For each line of the data below that holds "datos", copy the line.

---

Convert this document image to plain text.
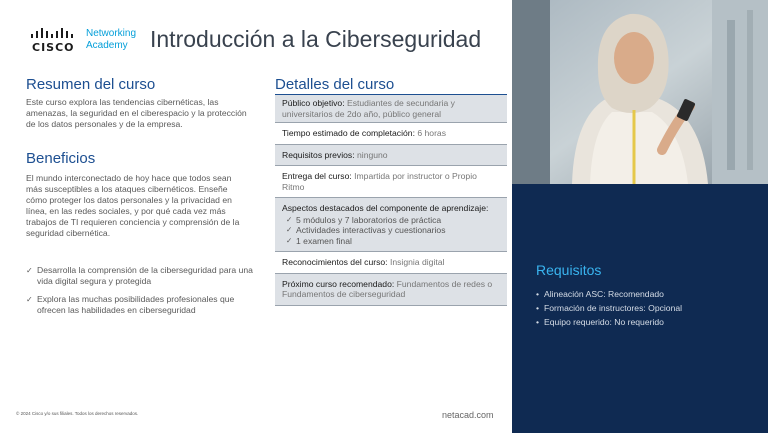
CISCO
Networking
Academy Introducción a la Ciberseguridad
Resumen del curso
Este curso explora las tendencias cibernéticas, las amenazas, la seguridad en el ciberespacio y la protección de los datos personales y de la empresa.
Beneficios
El mundo interconectado de hoy hace que todos sean más susceptibles a los ataques cibernéticos. Enseñe cómo proteger los datos personales y la privacidad en línea, en las redes sociales, y por qué cada vez más trabajos de TI requieren conciencia y comprensión de la seguridad cibernética.
✓ Desarrolla la comprensión de la ciberseguridad para una vida digital segura y protegida
✓ Explora las muchas posibilidades profesionales que ofrecen las habilidades en ciberseguridad
Detalles del curso
Público objetivo: Estudiantes de secundaria y universitarios de 2do año, público general
Tiempo estimado de completación: 6 horas
Requisitos previos: ninguno
Entrega del curso: Impartida por instructor o Propio Ritmo
Aspectos destacados del componente de aprendizaje:
✓ 5 módulos y 7 laboratorios de práctica
✓ Actividades interactivas y cuestionarios
✓ 1 examen final
Reconocimientos del curso: Insignia digital
Próximo curso recomendado: Fundamentos de redes o Fundamentos de ciberseguridad
© 2024 Cisco y/o sus filiales. Todos los derechos reservados.	netacad.com
Requisitos
• Alineación ASC: Recomendado
• Formación de instructores: Opcional
• Equipo requerido: No requerido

---

- **Solution to this problem**
Este curso explora las tendencias cibernéticas, las amenazas, la seguridad en el ciberespacio y la protección de los datos personales y de la empresa.
El mundo interconectado de hoy hace que todos sean más susceptibles a los ataques cibernéticos. Enseñe cómo proteger los datos personales y la privacidad en línea, en las redes sociales, y por qué cada vez más trabajos de TI requieren conciencia y comprensión de la seguridad cibernética.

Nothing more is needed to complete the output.